Direction: Copy out the listing exactly.

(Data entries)
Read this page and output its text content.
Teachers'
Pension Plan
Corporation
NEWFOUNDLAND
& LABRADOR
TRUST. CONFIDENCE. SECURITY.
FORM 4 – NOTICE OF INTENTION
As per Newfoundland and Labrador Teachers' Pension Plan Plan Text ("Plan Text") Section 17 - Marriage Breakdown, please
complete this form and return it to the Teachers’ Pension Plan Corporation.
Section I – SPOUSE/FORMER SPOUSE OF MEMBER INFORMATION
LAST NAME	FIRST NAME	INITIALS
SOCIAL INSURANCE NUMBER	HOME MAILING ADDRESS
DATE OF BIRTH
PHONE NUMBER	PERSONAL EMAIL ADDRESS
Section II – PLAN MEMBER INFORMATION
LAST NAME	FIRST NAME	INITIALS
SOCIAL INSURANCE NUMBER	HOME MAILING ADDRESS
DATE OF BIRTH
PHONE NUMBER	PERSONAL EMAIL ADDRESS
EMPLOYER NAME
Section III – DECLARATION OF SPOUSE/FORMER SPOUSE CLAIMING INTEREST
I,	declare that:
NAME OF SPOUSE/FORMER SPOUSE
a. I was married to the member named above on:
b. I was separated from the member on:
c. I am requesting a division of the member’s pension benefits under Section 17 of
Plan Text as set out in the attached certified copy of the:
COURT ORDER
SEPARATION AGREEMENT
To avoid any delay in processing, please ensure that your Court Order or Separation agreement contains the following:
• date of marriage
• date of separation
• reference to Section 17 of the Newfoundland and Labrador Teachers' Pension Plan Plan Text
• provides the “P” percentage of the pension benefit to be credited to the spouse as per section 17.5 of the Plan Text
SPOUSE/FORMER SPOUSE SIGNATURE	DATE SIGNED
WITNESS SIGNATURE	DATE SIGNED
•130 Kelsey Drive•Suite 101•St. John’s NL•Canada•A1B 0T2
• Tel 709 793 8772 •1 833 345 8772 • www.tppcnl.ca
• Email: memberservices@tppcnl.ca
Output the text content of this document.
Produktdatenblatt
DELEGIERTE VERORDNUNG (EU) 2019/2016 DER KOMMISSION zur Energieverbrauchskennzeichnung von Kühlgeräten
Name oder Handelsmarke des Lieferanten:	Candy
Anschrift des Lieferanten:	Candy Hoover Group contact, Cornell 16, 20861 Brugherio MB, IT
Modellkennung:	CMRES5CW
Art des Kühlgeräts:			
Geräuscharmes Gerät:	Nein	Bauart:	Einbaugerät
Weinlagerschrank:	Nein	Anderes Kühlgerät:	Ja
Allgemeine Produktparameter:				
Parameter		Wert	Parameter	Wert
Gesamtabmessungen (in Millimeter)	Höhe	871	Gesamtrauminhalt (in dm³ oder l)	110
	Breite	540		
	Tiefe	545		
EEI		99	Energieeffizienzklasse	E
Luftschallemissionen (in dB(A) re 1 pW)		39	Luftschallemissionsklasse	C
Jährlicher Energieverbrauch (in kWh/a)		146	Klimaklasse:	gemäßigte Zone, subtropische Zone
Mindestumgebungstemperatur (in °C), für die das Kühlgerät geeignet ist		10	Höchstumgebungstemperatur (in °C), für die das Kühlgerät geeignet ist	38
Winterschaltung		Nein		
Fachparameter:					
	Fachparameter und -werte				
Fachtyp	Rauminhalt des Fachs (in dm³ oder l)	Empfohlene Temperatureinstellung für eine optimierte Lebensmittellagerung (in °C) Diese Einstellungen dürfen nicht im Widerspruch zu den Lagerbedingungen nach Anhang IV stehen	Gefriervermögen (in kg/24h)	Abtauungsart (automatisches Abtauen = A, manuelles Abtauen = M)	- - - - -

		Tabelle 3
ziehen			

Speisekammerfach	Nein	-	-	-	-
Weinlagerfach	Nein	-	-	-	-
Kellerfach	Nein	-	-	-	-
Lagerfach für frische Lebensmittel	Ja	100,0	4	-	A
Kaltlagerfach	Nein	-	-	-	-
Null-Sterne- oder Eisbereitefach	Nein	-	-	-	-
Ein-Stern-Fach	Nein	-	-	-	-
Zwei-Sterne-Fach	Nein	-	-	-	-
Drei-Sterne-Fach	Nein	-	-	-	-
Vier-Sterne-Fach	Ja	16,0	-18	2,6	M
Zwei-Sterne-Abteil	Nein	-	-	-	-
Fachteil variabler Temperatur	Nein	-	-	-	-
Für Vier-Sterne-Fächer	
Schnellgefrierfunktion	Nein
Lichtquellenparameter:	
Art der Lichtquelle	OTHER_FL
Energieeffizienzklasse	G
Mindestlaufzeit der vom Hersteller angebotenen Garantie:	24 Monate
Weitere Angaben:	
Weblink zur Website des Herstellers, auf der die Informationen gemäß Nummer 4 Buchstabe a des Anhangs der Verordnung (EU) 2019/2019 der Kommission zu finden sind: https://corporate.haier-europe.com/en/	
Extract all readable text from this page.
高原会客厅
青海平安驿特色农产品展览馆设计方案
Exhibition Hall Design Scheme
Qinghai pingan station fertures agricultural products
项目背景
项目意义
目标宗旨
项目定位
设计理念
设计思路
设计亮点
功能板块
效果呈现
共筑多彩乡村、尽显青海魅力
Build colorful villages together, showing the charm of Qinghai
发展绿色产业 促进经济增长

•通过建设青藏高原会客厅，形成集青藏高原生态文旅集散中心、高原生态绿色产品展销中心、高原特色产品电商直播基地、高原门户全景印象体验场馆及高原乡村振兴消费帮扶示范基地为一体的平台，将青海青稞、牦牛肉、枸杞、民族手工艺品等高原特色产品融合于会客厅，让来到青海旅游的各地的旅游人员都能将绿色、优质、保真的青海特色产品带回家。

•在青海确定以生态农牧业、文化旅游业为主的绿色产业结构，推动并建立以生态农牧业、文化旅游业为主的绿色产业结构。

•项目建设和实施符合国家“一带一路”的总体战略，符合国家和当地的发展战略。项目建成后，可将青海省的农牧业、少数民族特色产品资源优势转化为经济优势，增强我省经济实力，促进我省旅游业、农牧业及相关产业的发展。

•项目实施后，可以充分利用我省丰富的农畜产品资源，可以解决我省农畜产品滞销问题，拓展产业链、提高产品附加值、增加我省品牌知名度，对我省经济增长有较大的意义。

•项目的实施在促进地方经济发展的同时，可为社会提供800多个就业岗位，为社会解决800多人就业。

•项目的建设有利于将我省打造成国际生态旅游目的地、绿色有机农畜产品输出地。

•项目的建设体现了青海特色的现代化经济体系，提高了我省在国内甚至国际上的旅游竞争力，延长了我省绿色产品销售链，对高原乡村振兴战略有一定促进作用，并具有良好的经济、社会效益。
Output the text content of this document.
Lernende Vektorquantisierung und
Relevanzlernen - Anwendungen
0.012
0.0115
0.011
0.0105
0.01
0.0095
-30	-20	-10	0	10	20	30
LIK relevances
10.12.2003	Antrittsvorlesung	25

Output of the exercise:
Read this page and output its text content.
Teachers'
Pension Plan
Corporation
NEWFOUNDLAND
& LABRADOR
TRUST. CONFIDENCE. SECURITY.
FORM 4 – NOTICE OF INTENTION
As per Newfoundland and Labrador Teachers' Pension Plan Plan Text ("Plan Text") Section 17 - Marriage Breakdown, please
complete this form and return it to the Teachers’ Pension Plan Corporation.
Section I – SPOUSE/FORMER SPOUSE OF MEMBER INFORMATION
LAST NAME	FIRST NAME	INITIALS
SOCIAL INSURANCE NUMBER	HOME MAILING ADDRESS
DATE OF BIRTH
PHONE NUMBER	PERSONAL EMAIL ADDRESS
Section II – PLAN MEMBER INFORMATION
LAST NAME	FIRST NAME	INITIALS
SOCIAL INSURANCE NUMBER	HOME MAILING ADDRESS
DATE OF BIRTH
PHONE NUMBER	PERSONAL EMAIL ADDRESS
EMPLOYER NAME
Section III – DECLARATION OF SPOUSE/FORMER SPOUSE CLAIMING INTEREST
I,	declare that:
NAME OF SPOUSE/FORMER SPOUSE
a. I was married to the member named above on:
b. I was separated from the member on:
c. I am requesting a division of the member’s pension benefits under Section 17 of
Plan Text as set out in the attached certified copy of the:
COURT ORDER
SEPARATION AGREEMENT
To avoid any delay in processing, please ensure that your Court Order or Separation agreement contains the following:
• date of marriage
• date of separation
• reference to Section 17 of the Newfoundland and Labrador Teachers' Pension Plan Plan Text
• provides the “P” percentage of the pension benefit to be credited to the spouse as per section 17.5 of the Plan Text
SPOUSE/FORMER SPOUSE SIGNATURE	DATE SIGNED
WITNESS SIGNATURE	DATE SIGNED
•130 Kelsey Drive•Suite 101•St. John’s NL•Canada•A1B 0T2
• Tel 709 793 8772 •1 833 345 8772 • www.tppcnl.ca
• Email: memberservices@tppcnl.ca
Output the text content of this document.
Produktdatenblatt
DELEGIERTE VERORDNUNG (EU) 2019/2016 DER KOMMISSION zur Energieverbrauchskennzeichnung von Kühlgeräten
Name oder Handelsmarke des Lieferanten:	Candy
Anschrift des Lieferanten:	Candy Hoover Group contact, Cornell 16, 20861 Brugherio MB, IT
Modellkennung:	CMRES5CW
Art des Kühlgeräts:			
Geräuscharmes Gerät:	Nein	Bauart:	Einbaugerät
Weinlagerschrank:	Nein	Anderes Kühlgerät:	Ja
Allgemeine Produktparameter:				
Parameter		Wert	Parameter	Wert
Gesamtabmessungen (in Millimeter)	Höhe	871	Gesamtrauminhalt (in dm³ oder l)	110
	Breite	540		
	Tiefe	545		
EEI		99	Energieeffizienzklasse	E
Luftschallemissionen (in dB(A) re 1 pW)		39	Luftschallemissionsklasse	C
Jährlicher Energieverbrauch (in kWh/a)		146	Klimaklasse:	gemäßigte Zone, subtropische Zone
Mindestumgebungstemperatur (in °C), für die das Kühlgerät geeignet ist		10	Höchstumgebungstemperatur (in °C), für die das Kühlgerät geeignet ist	38
Winterschaltung		Nein		
Fachparameter:					
	Fachparameter und -werte				
Fachtyp	Rauminhalt des Fachs (in dm³ oder l)	Empfohlene Temperatureinstellung für eine optimierte Lebensmittellagerung (in °C) Diese Einstellungen dürfen nicht im Widerspruch zu den Lagerbedingungen nach Anhang IV stehen	Gefriervermögen (in kg/24h)	Abtauungsart (automatisches Abtauen = A, manuelles Abtauen = M)	- - - - -

		Tabelle 3
ziehen			

Speisekammerfach	Nein	-	-	-	-
Weinlagerfach	Nein	-	-	-	-
Kellerfach	Nein	-	-	-	-
Lagerfach für frische Lebensmittel	Ja	100,0	4	-	A
Kaltlagerfach	Nein	-	-	-	-
Null-Sterne- oder Eisbereitefach	Nein	-	-	-	-
Ein-Stern-Fach	Nein	-	-	-	-
Zwei-Sterne-Fach	Nein	-	-	-	-
Drei-Sterne-Fach	Nein	-	-	-	-
Vier-Sterne-Fach	Ja	16,0	-18	2,6	M
Zwei-Sterne-Abteil	Nein	-	-	-	-
Fachteil variabler Temperatur	Nein	-	-	-	-
Für Vier-Sterne-Fächer	
Schnellgefrierfunktion	Nein
Lichtquellenparameter:	
Art der Lichtquelle	OTHER_FL
Energieeffizienzklasse	G
Mindestlaufzeit der vom Hersteller angebotenen Garantie:	24 Monate
Weitere Angaben:	
Weblink zur Website des Herstellers, auf der die Informationen gemäß Nummer 4 Buchstabe a des Anhangs der Verordnung (EU) 2019/2019 der Kommission zu finden sind: https://corporate.haier-europe.com/en/	
Extract all readable text from this page.
高原会客厅
青海平安驿特色农产品展览馆设计方案
Exhibition Hall Design Scheme
Qinghai pingan station fertures agricultural products
项目背景
项目意义
目标宗旨
项目定位
设计理念
设计思路
设计亮点
功能板块
效果呈现
共筑多彩乡村、尽显青海魅力
Build colorful villages together, showing the charm of Qinghai
发展绿色产业 促进经济增长

•通过建设青藏高原会客厅，形成集青藏高原生态文旅集散中心、高原生态绿色产品展销中心、高原特色产品电商直播基地、高原门户全景印象体验场馆及高原乡村振兴消费帮扶示范基地为一体的平台，将青海青稞、牦牛肉、枸杞、民族手工艺品等高原特色产品融合于会客厅，让来到青海旅游的各地的旅游人员都能将绿色、优质、保真的青海特色产品带回家。

•在青海确定以生态农牧业、文化旅游业为主的绿色产业结构，推动并建立以生态农牧业、文化旅游业为主的绿色产业结构。

•项目建设和实施符合国家“一带一路”的总体战略，符合国家和当地的发展战略。项目建成后，可将青海省的农牧业、少数民族特色产品资源优势转化为经济优势，增强我省经济实力，促进我省旅游业、农牧业及相关产业的发展。

•项目实施后，可以充分利用我省丰富的农畜产品资源，可以解决我省农畜产品滞销问题，拓展产业链、提高产品附加值、增加我省品牌知名度，对我省经济增长有较大的意义。

•项目的实施在促进地方经济发展的同时，可为社会提供800多个就业岗位，为社会解决800多人就业。

•项目的建设有利于将我省打造成国际生态旅游目的地、绿色有机农畜产品输出地。

•项目的建设体现了青海特色的现代化经济体系，提高了我省在国内甚至国际上的旅游竞争力，延长了我省绿色产品销售链，对高原乡村振兴战略有一定促进作用，并具有良好的经济、社会效益。
Output the text content of this document.
Lernende Vektorquantisierung und
Relevanzlernen - Anwendungen
0.012
0.0115
0.011
0.0105
0.01
0.0095
-30	-20	-10	0	10	20	30
LIK relevances
10.12.2003	Antrittsvorlesung	25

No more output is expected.